◆ **To do**
Reproduce the listing that follows with no differences at all.

◆ **Material**
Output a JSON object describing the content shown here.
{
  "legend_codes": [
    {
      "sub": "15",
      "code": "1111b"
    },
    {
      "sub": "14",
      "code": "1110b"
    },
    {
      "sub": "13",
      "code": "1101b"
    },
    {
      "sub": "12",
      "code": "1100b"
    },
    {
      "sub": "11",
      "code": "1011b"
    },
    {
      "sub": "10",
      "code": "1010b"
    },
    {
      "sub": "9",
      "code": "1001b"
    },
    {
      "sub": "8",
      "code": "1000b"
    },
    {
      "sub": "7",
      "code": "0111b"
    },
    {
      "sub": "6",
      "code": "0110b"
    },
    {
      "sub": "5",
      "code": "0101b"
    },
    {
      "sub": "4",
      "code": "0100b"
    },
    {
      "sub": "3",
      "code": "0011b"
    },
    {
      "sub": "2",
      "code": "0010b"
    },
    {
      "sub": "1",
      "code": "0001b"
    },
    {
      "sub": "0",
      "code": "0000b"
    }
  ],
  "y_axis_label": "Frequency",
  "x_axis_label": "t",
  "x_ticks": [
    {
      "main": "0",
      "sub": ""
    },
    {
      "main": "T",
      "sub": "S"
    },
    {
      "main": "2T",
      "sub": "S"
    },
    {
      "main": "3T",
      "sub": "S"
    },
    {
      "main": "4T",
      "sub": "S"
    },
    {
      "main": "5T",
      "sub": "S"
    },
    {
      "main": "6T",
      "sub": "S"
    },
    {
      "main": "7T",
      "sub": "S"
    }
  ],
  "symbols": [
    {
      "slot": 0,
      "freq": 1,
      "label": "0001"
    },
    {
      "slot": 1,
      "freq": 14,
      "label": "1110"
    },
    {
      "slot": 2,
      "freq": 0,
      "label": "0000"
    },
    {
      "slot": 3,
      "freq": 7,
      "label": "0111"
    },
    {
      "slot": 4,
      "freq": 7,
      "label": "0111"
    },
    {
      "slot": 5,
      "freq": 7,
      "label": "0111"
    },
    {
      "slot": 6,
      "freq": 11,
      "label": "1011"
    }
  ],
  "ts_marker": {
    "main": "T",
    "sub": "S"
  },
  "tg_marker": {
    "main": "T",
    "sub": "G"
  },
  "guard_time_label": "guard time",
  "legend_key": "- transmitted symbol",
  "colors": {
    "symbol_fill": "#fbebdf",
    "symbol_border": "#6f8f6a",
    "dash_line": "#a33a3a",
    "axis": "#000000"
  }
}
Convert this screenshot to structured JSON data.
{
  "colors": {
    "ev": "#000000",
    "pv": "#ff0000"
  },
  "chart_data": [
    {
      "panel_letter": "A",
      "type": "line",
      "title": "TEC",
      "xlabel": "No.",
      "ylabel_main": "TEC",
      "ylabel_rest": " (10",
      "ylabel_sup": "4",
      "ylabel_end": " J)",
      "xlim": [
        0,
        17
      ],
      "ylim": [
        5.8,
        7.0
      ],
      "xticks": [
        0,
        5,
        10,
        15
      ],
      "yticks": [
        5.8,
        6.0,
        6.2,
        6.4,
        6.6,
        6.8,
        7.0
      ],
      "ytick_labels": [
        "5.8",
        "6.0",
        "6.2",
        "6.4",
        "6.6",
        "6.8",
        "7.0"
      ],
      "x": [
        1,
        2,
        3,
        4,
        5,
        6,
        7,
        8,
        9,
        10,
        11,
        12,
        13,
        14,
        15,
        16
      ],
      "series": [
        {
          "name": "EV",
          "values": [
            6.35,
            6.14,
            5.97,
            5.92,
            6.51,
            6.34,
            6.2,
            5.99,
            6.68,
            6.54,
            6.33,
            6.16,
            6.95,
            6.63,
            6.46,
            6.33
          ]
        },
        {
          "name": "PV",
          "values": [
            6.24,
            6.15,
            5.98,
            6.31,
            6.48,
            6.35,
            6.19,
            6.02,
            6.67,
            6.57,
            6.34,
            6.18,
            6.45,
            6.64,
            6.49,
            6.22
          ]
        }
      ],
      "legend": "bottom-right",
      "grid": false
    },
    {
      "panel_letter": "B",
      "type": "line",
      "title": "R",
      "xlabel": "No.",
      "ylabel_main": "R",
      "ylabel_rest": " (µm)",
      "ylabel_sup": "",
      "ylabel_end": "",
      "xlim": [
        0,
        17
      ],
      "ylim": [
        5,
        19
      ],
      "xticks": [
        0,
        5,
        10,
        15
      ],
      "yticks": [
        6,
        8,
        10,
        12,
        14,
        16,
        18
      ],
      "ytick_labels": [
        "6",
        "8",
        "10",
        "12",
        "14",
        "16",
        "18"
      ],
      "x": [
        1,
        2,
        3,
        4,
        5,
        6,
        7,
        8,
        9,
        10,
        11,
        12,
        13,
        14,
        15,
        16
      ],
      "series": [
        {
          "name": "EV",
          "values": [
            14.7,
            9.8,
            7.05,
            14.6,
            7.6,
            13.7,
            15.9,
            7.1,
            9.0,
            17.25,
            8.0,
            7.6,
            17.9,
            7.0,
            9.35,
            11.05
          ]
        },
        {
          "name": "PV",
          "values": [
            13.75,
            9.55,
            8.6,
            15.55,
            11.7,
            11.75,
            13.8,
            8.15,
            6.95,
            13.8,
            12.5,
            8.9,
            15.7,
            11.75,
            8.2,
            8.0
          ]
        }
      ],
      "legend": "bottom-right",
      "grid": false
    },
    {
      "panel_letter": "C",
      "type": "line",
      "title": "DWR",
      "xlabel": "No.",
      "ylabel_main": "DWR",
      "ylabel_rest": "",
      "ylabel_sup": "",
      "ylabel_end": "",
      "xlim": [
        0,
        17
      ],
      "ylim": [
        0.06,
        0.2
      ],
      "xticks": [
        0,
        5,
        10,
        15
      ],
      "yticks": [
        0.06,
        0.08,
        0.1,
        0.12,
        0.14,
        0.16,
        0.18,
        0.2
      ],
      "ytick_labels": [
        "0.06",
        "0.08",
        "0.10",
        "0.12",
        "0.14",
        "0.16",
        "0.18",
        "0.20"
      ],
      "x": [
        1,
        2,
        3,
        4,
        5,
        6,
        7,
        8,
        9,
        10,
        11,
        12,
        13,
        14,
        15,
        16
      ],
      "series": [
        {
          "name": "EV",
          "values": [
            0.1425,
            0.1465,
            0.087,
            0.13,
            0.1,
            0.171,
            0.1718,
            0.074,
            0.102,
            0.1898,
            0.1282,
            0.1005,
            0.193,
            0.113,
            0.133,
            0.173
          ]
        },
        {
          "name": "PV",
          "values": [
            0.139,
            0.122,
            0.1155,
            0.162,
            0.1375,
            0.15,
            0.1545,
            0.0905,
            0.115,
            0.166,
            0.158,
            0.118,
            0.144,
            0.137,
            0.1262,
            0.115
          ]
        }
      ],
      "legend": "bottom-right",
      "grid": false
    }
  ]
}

◆ **Answer to the problem**
Output a JSON object describing the content shown here.
{
  "legend_codes": [
    {
      "sub": "15",
      "code": "1111b"
    },
    {
      "sub": "14",
      "code": "1110b"
    },
    {
      "sub": "13",
      "code": "1101b"
    },
    {
      "sub": "12",
      "code": "1100b"
    },
    {
      "sub": "11",
      "code": "1011b"
    },
    {
      "sub": "10",
      "code": "1010b"
    },
    {
      "sub": "9",
      "code": "1001b"
    },
    {
      "sub": "8",
      "code": "1000b"
    },
    {
      "sub": "7",
      "code": "0111b"
    },
    {
      "sub": "6",
      "code": "0110b"
    },
    {
      "sub": "5",
      "code": "0101b"
    },
    {
      "sub": "4",
      "code": "0100b"
    },
    {
      "sub": "3",
      "code": "0011b"
    },
    {
      "sub": "2",
      "code": "0010b"
    },
    {
      "sub": "1",
      "code": "0001b"
    },
    {
      "sub": "0",
      "code": "0000b"
    }
  ],
  "y_axis_label": "Frequency",
  "x_axis_label": "t",
  "x_ticks": [
    {
      "main": "0",
      "sub": ""
    },
    {
      "main": "T",
      "sub": "S"
    },
    {
      "main": "2T",
      "sub": "S"
    },
    {
      "main": "3T",
      "sub": "S"
    },
    {
      "main": "4T",
      "sub": "S"
    },
    {
      "main": "5T",
      "sub": "S"
    },
    {
      "main": "6T",
      "sub": "S"
    },
    {
      "main": "7T",
      "sub": "S"
    }
  ],
  "symbols": [
    {
      "slot": 0,
      "freq": 1,
      "label": "0001"
    },
    {
      "slot": 1,
      "freq": 14,
      "label": "1110"
    },
    {
      "slot": 2,
      "freq": 0,
      "label": "0000"
    },
    {
      "slot": 3,
      "freq": 7,
      "label": "0111"
    },
    {
      "slot": 4,
      "freq": 7,
      "label": "0111"
    },
    {
      "slot": 5,
      "freq": 7,
      "label": "0111"
    },
    {
      "slot": 6,
      "freq": 11,
      "label": "1011"
    }
  ],
  "ts_marker": {
    "main": "T",
    "sub": "S"
  },
  "tg_marker": {
    "main": "T",
    "sub": "G"
  },
  "guard_time_label": "guard time",
  "legend_key": "- transmitted symbol",
  "colors": {
    "symbol_fill": "#fbebdf",
    "symbol_border": "#6f8f6a",
    "dash_line": "#a33a3a",
    "axis": "#000000"
  }
}
Convert this screenshot to structured JSON data.
{
  "colors": {
    "ev": "#000000",
    "pv": "#ff0000"
  },
  "chart_data": [
    {
      "panel_letter": "A",
      "type": "line",
      "title": "TEC",
      "xlabel": "No.",
      "ylabel_main": "TEC",
      "ylabel_rest": " (10",
      "ylabel_sup": "4",
      "ylabel_end": " J)",
      "xlim": [
        0,
        17
      ],
      "ylim": [
        5.8,
        7.0
      ],
      "xticks": [
        0,
        5,
        10,
        15
      ],
      "yticks": [
        5.8,
        6.0,
        6.2,
        6.4,
        6.6,
        6.8,
        7.0
      ],
      "ytick_labels": [
        "5.8",
        "6.0",
        "6.2",
        "6.4",
        "6.6",
        "6.8",
        "7.0"
      ],
      "x": [
        1,
        2,
        3,
        4,
        5,
        6,
        7,
        8,
        9,
        10,
        11,
        12,
        13,
        14,
        15,
        16
      ],
      "series": [
        {
          "name": "EV",
          "values": [
            6.35,
            6.14,
            5.97,
            5.92,
            6.51,
            6.34,
            6.2,
            5.99,
            6.68,
            6.54,
            6.33,
            6.16,
            6.95,
            6.63,
            6.46,
            6.33
          ]
        },
        {
          "name": "PV",
          "values": [
            6.24,
            6.15,
            5.98,
            6.31,
            6.48,
            6.35,
            6.19,
            6.02,
            6.67,
            6.57,
            6.34,
            6.18,
            6.45,
            6.64,
            6.49,
            6.22
          ]
        }
      ],
      "legend": "bottom-right",
      "grid": false
    },
    {
      "panel_letter": "B",
      "type": "line",
      "title": "R",
      "xlabel": "No.",
      "ylabel_main": "R",
      "ylabel_rest": " (µm)",
      "ylabel_sup": "",
      "ylabel_end": "",
      "xlim": [
        0,
        17
      ],
      "ylim": [
        5,
        19
      ],
      "xticks": [
        0,
        5,
        10,
        15
      ],
      "yticks": [
        6,
        8,
        10,
        12,
        14,
        16,
        18
      ],
      "ytick_labels": [
        "6",
        "8",
        "10",
        "12",
        "14",
        "16",
        "18"
      ],
      "x": [
        1,
        2,
        3,
        4,
        5,
        6,
        7,
        8,
        9,
        10,
        11,
        12,
        13,
        14,
        15,
        16
      ],
      "series": [
        {
          "name": "EV",
          "values": [
            14.7,
            9.8,
            7.05,
            14.6,
            7.6,
            13.7,
            15.9,
            7.1,
            9.0,
            17.25,
            8.0,
            7.6,
            17.9,
            7.0,
            9.35,
            11.05
          ]
        },
        {
          "name": "PV",
          "values": [
            13.75,
            9.55,
            8.6,
            15.55,
            11.7,
            11.75,
            13.8,
            8.15,
            6.95,
            13.8,
            12.5,
            8.9,
            15.7,
            11.75,
            8.2,
            8.0
          ]
        }
      ],
      "legend": "bottom-right",
      "grid": false
    },
    {
      "panel_letter": "C",
      "type": "line",
      "title": "DWR",
      "xlabel": "No.",
      "ylabel_main": "DWR",
      "ylabel_rest": "",
      "ylabel_sup": "",
      "ylabel_end": "",
      "xlim": [
        0,
        17
      ],
      "ylim": [
        0.06,
        0.2
      ],
      "xticks": [
        0,
        5,
        10,
        15
      ],
      "yticks": [
        0.06,
        0.08,
        0.1,
        0.12,
        0.14,
        0.16,
        0.18,
        0.2
      ],
      "ytick_labels": [
        "0.06",
        "0.08",
        "0.10",
        "0.12",
        "0.14",
        "0.16",
        "0.18",
        "0.20"
      ],
      "x": [
        1,
        2,
        3,
        4,
        5,
        6,
        7,
        8,
        9,
        10,
        11,
        12,
        13,
        14,
        15,
        16
      ],
      "series": [
        {
          "name": "EV",
          "values": [
            0.1425,
            0.1465,
            0.087,
            0.13,
            0.1,
            0.171,
            0.1718,
            0.074,
            0.102,
            0.1898,
            0.1282,
            0.1005,
            0.193,
            0.113,
            0.133,
            0.173
          ]
        },
        {
          "name": "PV",
          "values": [
            0.139,
            0.122,
            0.1155,
            0.162,
            0.1375,
            0.15,
            0.1545,
            0.0905,
            0.115,
            0.166,
            0.158,
            0.118,
            0.144,
            0.137,
            0.1262,
            0.115
          ]
        }
      ],
      "legend": "bottom-right",
      "grid": false
    }
  ]
}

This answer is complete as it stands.